- Items -
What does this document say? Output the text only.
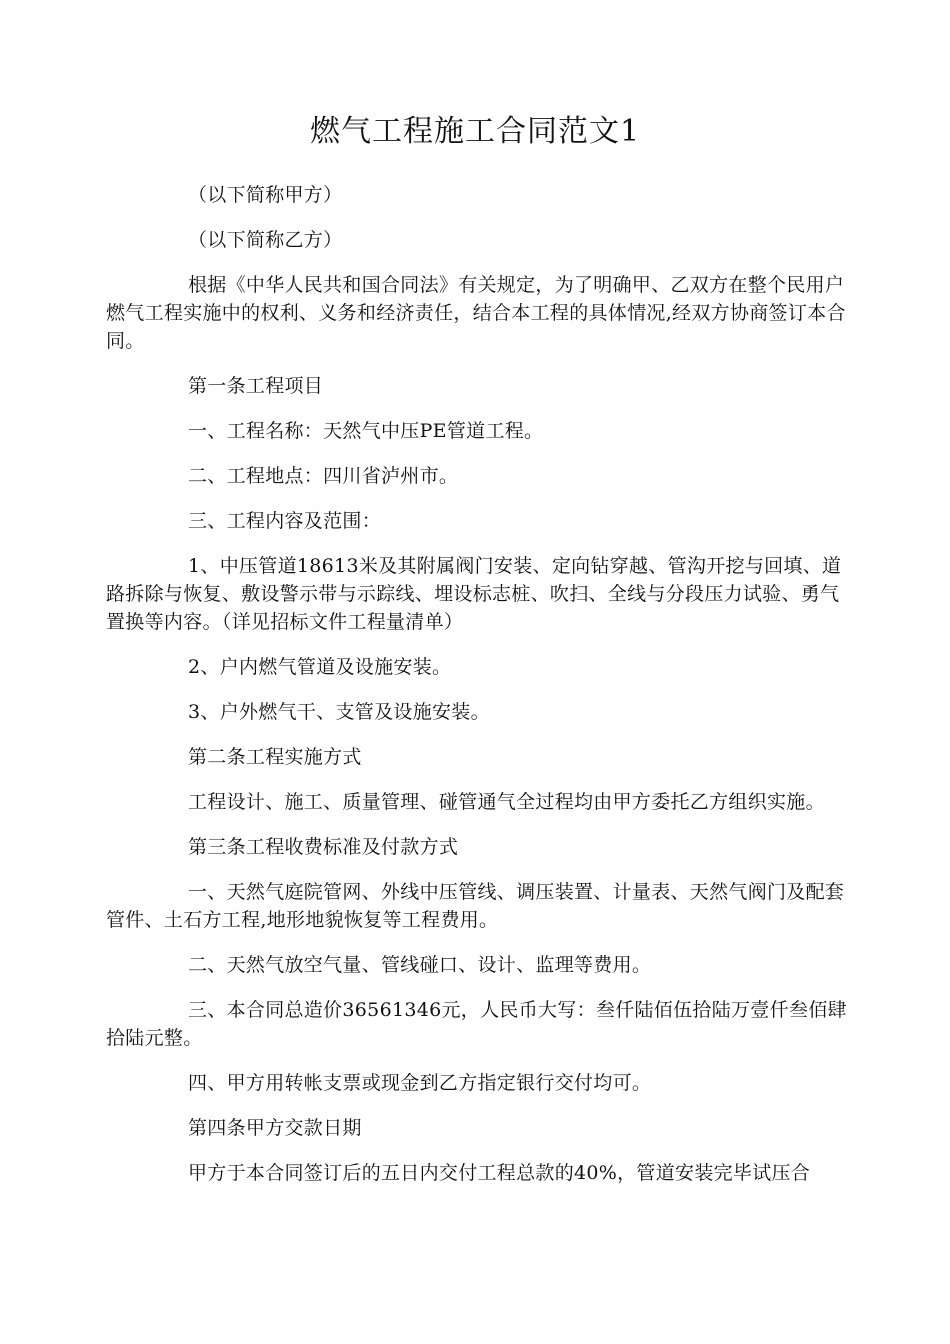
燃气工程施工合同范文1

（以下简称甲方）

（以下简称乙方）

根据《中华人民共和国合同法》有关规定，为了明确甲、乙双方在整个民用户燃气工程实施中的权利、义务和经济责任，结合本工程的具体情况,经双方协商签订本合同。

第一条工程项目

一、工程名称：天然气中压PE管道工程。

二、工程地点：四川省泸州市。

三、工程内容及范围：

1、中压管道18613米及其附属阀门安装、定向钻穿越、管沟开挖与回填、道路拆除与恢复、敷设警示带与示踪线、埋设标志桩、吹扫、全线与分段压力试验、勇气置换等内容。（详见招标文件工程量清单）

2、户内燃气管道及设施安装。

3、户外燃气干、支管及设施安装。

第二条工程实施方式

工程设计、施工、质量管理、碰管通气全过程均由甲方委托乙方组织实施。

第三条工程收费标准及付款方式

一、天然气庭院管网、外线中压管线、调压装置、计量表、天然气阀门及配套管件、土石方工程,地形地貌恢复等工程费用。

二、天然气放空气量、管线碰口、设计、监理等费用。

三、本合同总造价36561346元，人民币大写：叁仟陆佰伍拾陆万壹仟叁佰肆拾陆元整。

四、甲方用转帐支票或现金到乙方指定银行交付均可。

第四条甲方交款日期

甲方于本合同签订后的五日内交付工程总款的40%，管道安装完毕试压合
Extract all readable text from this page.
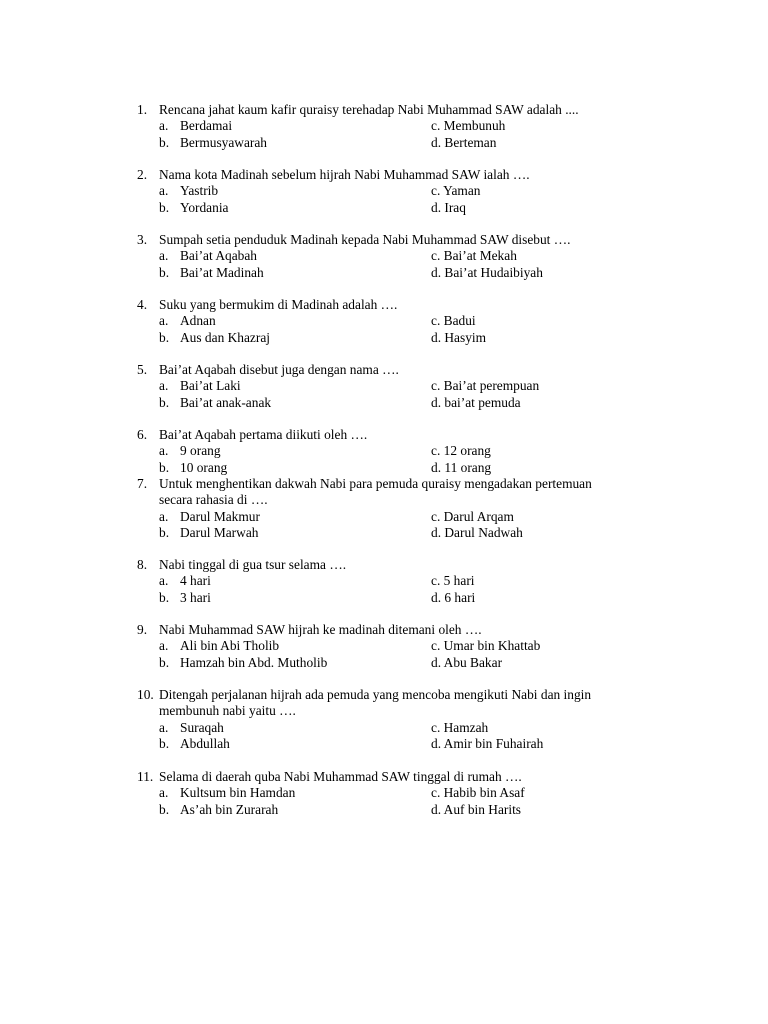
1. Rencana jahat kaum kafir quraisy terehadap Nabi Muhammad SAW adalah ....
a. Berdamai	c. Membunuh
b. Bermusyawarah	d. Berteman
2. Nama kota Madinah sebelum hijrah Nabi Muhammad SAW ialah ….
a. Yastrib	c. Yaman
b. Yordania	d. Iraq
3. Sumpah setia penduduk Madinah kepada Nabi Muhammad SAW disebut ….
a. Bai’at Aqabah	c. Bai’at Mekah
b. Bai’at Madinah	d. Bai’at Hudaibiyah
4. Suku yang bermukim di Madinah adalah ….
a. Adnan	c. Badui
b. Aus dan Khazraj	d. Hasyim
5. Bai’at Aqabah disebut juga dengan nama ….
a. Bai’at Laki	c. Bai’at perempuan
b. Bai’at anak-anak	d. bai’at pemuda
6. Bai’at Aqabah pertama diikuti oleh ….
a. 9 orang	c. 12 orang
b. 10 orang	d. 11 orang
7. Untuk menghentikan dakwah Nabi para pemuda quraisy mengadakan pertemuan
secara rahasia di ….
a. Darul Makmur	c. Darul Arqam
b. Darul Marwah	d. Darul Nadwah
8. Nabi tinggal di gua tsur selama ….
a. 4 hari	c. 5 hari
b. 3 hari	d. 6 hari
9. Nabi Muhammad SAW hijrah ke madinah ditemani oleh ….
a. Ali bin Abi Tholib	c. Umar bin Khattab
b. Hamzah bin Abd. Mutholib	d. Abu Bakar
10. Ditengah perjalanan hijrah ada pemuda yang mencoba mengikuti Nabi dan ingin
membunuh nabi yaitu ….
a. Suraqah	c. Hamzah
b. Abdullah	d. Amir bin Fuhairah
11. Selama di daerah quba Nabi Muhammad SAW tinggal di rumah ….
a. Kultsum bin Hamdan	c. Habib bin Asaf
b. As’ah bin Zurarah	d. Auf bin Harits
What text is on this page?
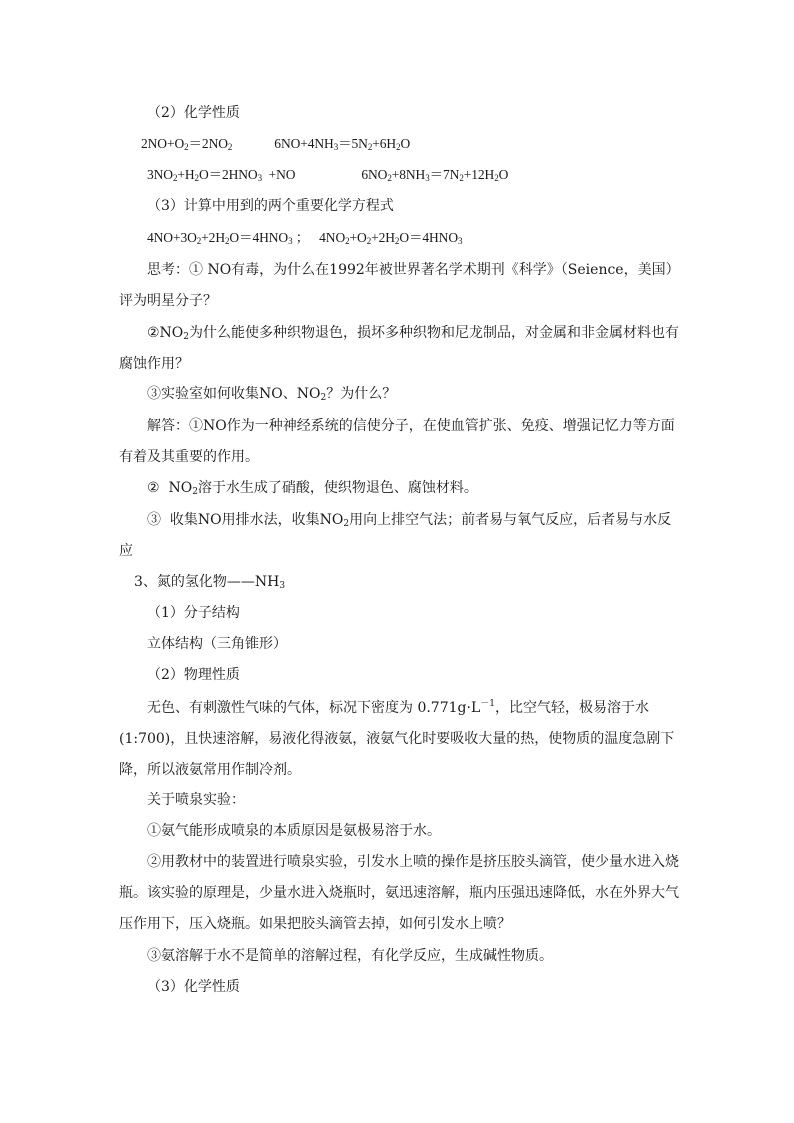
（2）化学性质
$2NO+O_2=2NO_2$	$6NO+4NH_3=5N_2+6H_2O$
$3NO_2+H_2O=2HNO_3 +NO$	$6NO_2+8NH_3=7N_2+12H_2O$
（3）计算中用到的两个重要化学方程式
$4NO+3O_2+2H_2O=4HNO_3$ ； $4NO_2+O_2+2H_2O=4HNO_3$
思考：① NO有毒，为什么在1992年被世界著名学术期刊《科学》（Seience，美国）评为明星分子？
$②NO_2$为什么能使多种织物退色，损坏多种织物和尼龙制品，对金属和非金属材料也有腐蚀作用？
③实验室如何收集NO、$NO_2$？为什么？
解答：①NO作为一种神经系统的信使分子，在使血管扩张、免疫、增强记忆力等方面有着及其重要的作用。
②  $NO_2$溶于水生成了硝酸，使织物退色、腐蚀材料。
③  收集NO用排水法，收集$NO_2$用向上排空气法；前者易与氧气反应，后者易与水反应
3、氮的氢化物$——NH_3$
（1）分子结构
立体结构（三角锥形）
（2）物理性质
无色、有刺激性气味的气体，标况下密度为 $0.771g\cdot L^{-1}$，比空气轻，极易溶于水(1:700)，且快速溶解，易液化得液氨，液氨气化时要吸收大量的热，使物质的温度急剧下降，所以液氨常用作制冷剂。
关于喷泉实验：
①氨气能形成喷泉的本质原因是氨极易溶于水。
②用教材中的装置进行喷泉实验，引发水上喷的操作是挤压胶头滴管，使少量水进入烧瓶。该实验的原理是，少量水进入烧瓶时，氨迅速溶解，瓶内压强迅速降低，水在外界大气压作用下，压入烧瓶。如果把胶头滴管去掉，如何引发水上喷？
③氨溶解于水不是简单的溶解过程，有化学反应，生成碱性物质。
（3）化学性质
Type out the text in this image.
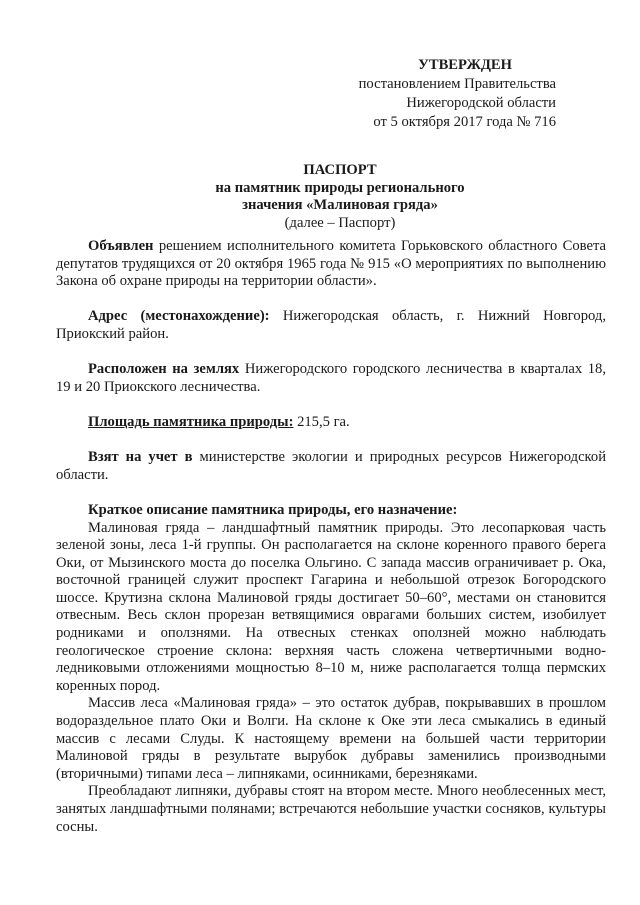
УТВЕРЖДЕН
постановлением Правительства
Нижегородской области
от 5 октября 2017 года № 716
ПАСПОРТ
на памятник природы регионального
значения «Малиновая гряда»
(далее – Паспорт)

Объявлен решением исполнительного комитета Горьковского областного Совета депутатов трудящихся от 20 октября 1965 года № 915 «О мероприятиях по выполнению Закона об охране природы на территории области».

Адрес (местонахождение): Нижегородская область, г. Нижний Новгород, Приокский район.

Расположен на землях Нижегородского городского лесничества в кварталах 18, 19 и 20 Приокского лесничества.

Площадь памятника природы: 215,5 га.

Взят на учет в министерстве экологии и природных ресурсов Нижегородской области.

Краткое описание памятника природы, его назначение:

Малиновая гряда – ландшафтный памятник природы. Это лесопарковая часть зеленой зоны, леса 1-й группы. Он располагается на склоне коренного правого берега Оки, от Мызинского моста до поселка Ольгино. С запада массив ограничивает р. Ока, восточной границей служит проспект Гагарина и небольшой отрезок Богородского шоссе. Крутизна склона Малиновой гряды достигает 50–60°, местами он становится отвесным. Весь склон прорезан ветвящимися оврагами больших систем, изобилует родниками и оползнями. На отвесных стенках оползней можно наблюдать геологическое строение склона: верхняя часть сложена четвертичными водно-ледниковыми отложениями мощностью 8–10 м, ниже располагается толща пермских коренных пород.

Массив леса «Малиновая гряда» – это остаток дубрав, покрывавших в прошлом водораздельное плато Оки и Волги. На склоне к Оке эти леса смыкались в единый массив с лесами Слуды. К настоящему времени на большей части территории Малиновой гряды в результате вырубок дубравы заменились производными (вторичными) типами леса – липняками, осинниками, березняками.

Преобладают липняки, дубравы стоят на втором месте. Много необлесенных мест, занятых ландшафтными полянами; встречаются небольшие участки сосняков, культуры сосны.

- Directions -
Pictures stay out; repeat all the rest of the records exactly.

- Response below -
What does this document say? Output the text only.
燃气工程施工合同范文1

（以下简称甲方）

（以下简称乙方）

根据《中华人民共和国合同法》有关规定，为了明确甲、乙双方在整个民用户燃气工程实施中的权利、义务和经济责任，结合本工程的具体情况,经双方协商签订本合同。

第一条工程项目

一、工程名称：天然气中压PE管道工程。

二、工程地点：四川省泸州市。

三、工程内容及范围：

1、中压管道18613米及其附属阀门安装、定向钻穿越、管沟开挖与回填、道路拆除与恢复、敷设警示带与示踪线、埋设标志桩、吹扫、全线与分段压力试验、勇气置换等内容。（详见招标文件工程量清单）

2、户内燃气管道及设施安装。

3、户外燃气干、支管及设施安装。

第二条工程实施方式

工程设计、施工、质量管理、碰管通气全过程均由甲方委托乙方组织实施。

第三条工程收费标准及付款方式

一、天然气庭院管网、外线中压管线、调压装置、计量表、天然气阀门及配套管件、土石方工程,地形地貌恢复等工程费用。

二、天然气放空气量、管线碰口、设计、监理等费用。

三、本合同总造价36561346元，人民币大写：叁仟陆佰伍拾陆万壹仟叁佰肆拾陆元整。

四、甲方用转帐支票或现金到乙方指定银行交付均可。

第四条甲方交款日期

甲方于本合同签订后的五日内交付工程总款的40%，管道安装完毕试压合
Extract all readable text from this page.
1. Rencana jahat kaum kafir quraisy terehadap Nabi Muhammad SAW adalah ....
a. Berdamai	c. Membunuh
b. Bermusyawarah	d. Berteman
2. Nama kota Madinah sebelum hijrah Nabi Muhammad SAW ialah ….
a. Yastrib	c. Yaman
b. Yordania	d. Iraq
3. Sumpah setia penduduk Madinah kepada Nabi Muhammad SAW disebut ….
a. Bai’at Aqabah	c. Bai’at Mekah
b. Bai’at Madinah	d. Bai’at Hudaibiyah
4. Suku yang bermukim di Madinah adalah ….
a. Adnan	c. Badui
b. Aus dan Khazraj	d. Hasyim
5. Bai’at Aqabah disebut juga dengan nama ….
a. Bai’at Laki	c. Bai’at perempuan
b. Bai’at anak-anak	d. bai’at pemuda
6. Bai’at Aqabah pertama diikuti oleh ….
a. 9 orang	c. 12 orang
b. 10 orang	d. 11 orang
7. Untuk menghentikan dakwah Nabi para pemuda quraisy mengadakan pertemuan
secara rahasia di ….
a. Darul Makmur	c. Darul Arqam
b. Darul Marwah	d. Darul Nadwah
8. Nabi tinggal di gua tsur selama ….
a. 4 hari	c. 5 hari
b. 3 hari	d. 6 hari
9. Nabi Muhammad SAW hijrah ke madinah ditemani oleh ….
a. Ali bin Abi Tholib	c. Umar bin Khattab
b. Hamzah bin Abd. Mutholib	d. Abu Bakar
10. Ditengah perjalanan hijrah ada pemuda yang mencoba mengikuti Nabi dan ingin
membunuh nabi yaitu ….
a. Suraqah	c. Hamzah
b. Abdullah	d. Amir bin Fuhairah
11. Selama di daerah quba Nabi Muhammad SAW tinggal di rumah ….
a. Kultsum bin Hamdan	c. Habib bin Asaf
b. As’ah bin Zurarah	d. Auf bin Harits
What text is on this page?
（2）化学性质
$2NO+O_2=2NO_2$	$6NO+4NH_3=5N_2+6H_2O$
$3NO_2+H_2O=2HNO_3 +NO$	$6NO_2+8NH_3=7N_2+12H_2O$
（3）计算中用到的两个重要化学方程式
$4NO+3O_2+2H_2O=4HNO_3$ ； $4NO_2+O_2+2H_2O=4HNO_3$
思考：① NO有毒，为什么在1992年被世界著名学术期刊《科学》（Seience，美国）评为明星分子？
$②NO_2$为什么能使多种织物退色，损坏多种织物和尼龙制品，对金属和非金属材料也有腐蚀作用？
③实验室如何收集NO、$NO_2$？为什么？
解答：①NO作为一种神经系统的信使分子，在使血管扩张、免疫、增强记忆力等方面有着及其重要的作用。
②  $NO_2$溶于水生成了硝酸，使织物退色、腐蚀材料。
③  收集NO用排水法，收集$NO_2$用向上排空气法；前者易与氧气反应，后者易与水反应
3、氮的氢化物$——NH_3$
（1）分子结构
立体结构（三角锥形）
（2）物理性质
无色、有刺激性气味的气体，标况下密度为 $0.771g\cdot L^{-1}$，比空气轻，极易溶于水(1:700)，且快速溶解，易液化得液氨，液氨气化时要吸收大量的热，使物质的温度急剧下降，所以液氨常用作制冷剂。
关于喷泉实验：
①氨气能形成喷泉的本质原因是氨极易溶于水。
②用教材中的装置进行喷泉实验，引发水上喷的操作是挤压胶头滴管，使少量水进入烧瓶。该实验的原理是，少量水进入烧瓶时，氨迅速溶解，瓶内压强迅速降低，水在外界大气压作用下，压入烧瓶。如果把胶头滴管去掉，如何引发水上喷？
③氨溶解于水不是简单的溶解过程，有化学反应，生成碱性物质。
（3）化学性质
Type out the text in this image.
УТВЕРЖДЕН
постановлением Правительства
Нижегородской области
от 5 октября 2017 года № 716
ПАСПОРТ
на памятник природы регионального
значения «Малиновая гряда»
(далее – Паспорт)

Объявлен решением исполнительного комитета Горьковского областного Совета депутатов трудящихся от 20 октября 1965 года № 915 «О мероприятиях по выполнению Закона об охране природы на территории области».

Адрес (местонахождение): Нижегородская область, г. Нижний Новгород, Приокский район.

Расположен на землях Нижегородского городского лесничества в кварталах 18, 19 и 20 Приокского лесничества.

Площадь памятника природы: 215,5 га.

Взят на учет в министерстве экологии и природных ресурсов Нижегородской области.

Краткое описание памятника природы, его назначение:

Малиновая гряда – ландшафтный памятник природы. Это лесопарковая часть зеленой зоны, леса 1-й группы. Он располагается на склоне коренного правого берега Оки, от Мызинского моста до поселка Ольгино. С запада массив ограничивает р. Ока, восточной границей служит проспект Гагарина и небольшой отрезок Богородского шоссе. Крутизна склона Малиновой гряды достигает 50–60°, местами он становится отвесным. Весь склон прорезан ветвящимися оврагами больших систем, изобилует родниками и оползнями. На отвесных стенках оползней можно наблюдать геологическое строение склона: верхняя часть сложена четвертичными водно-ледниковыми отложениями мощностью 8–10 м, ниже располагается толща пермских коренных пород.

Массив леса «Малиновая гряда» – это остаток дубрав, покрывавших в прошлом водораздельное плато Оки и Волги. На склоне к Оке эти леса смыкались в единый массив с лесами Слуды. К настоящему времени на большей части территории Малиновой гряды в результате вырубок дубравы заменились производными (вторичными) типами леса – липняками, осинниками, березняками.

Преобладают липняки, дубравы стоят на втором месте. Много необлесенных мест, занятых ландшафтными полянами; встречаются небольшие участки сосняков, культуры сосны.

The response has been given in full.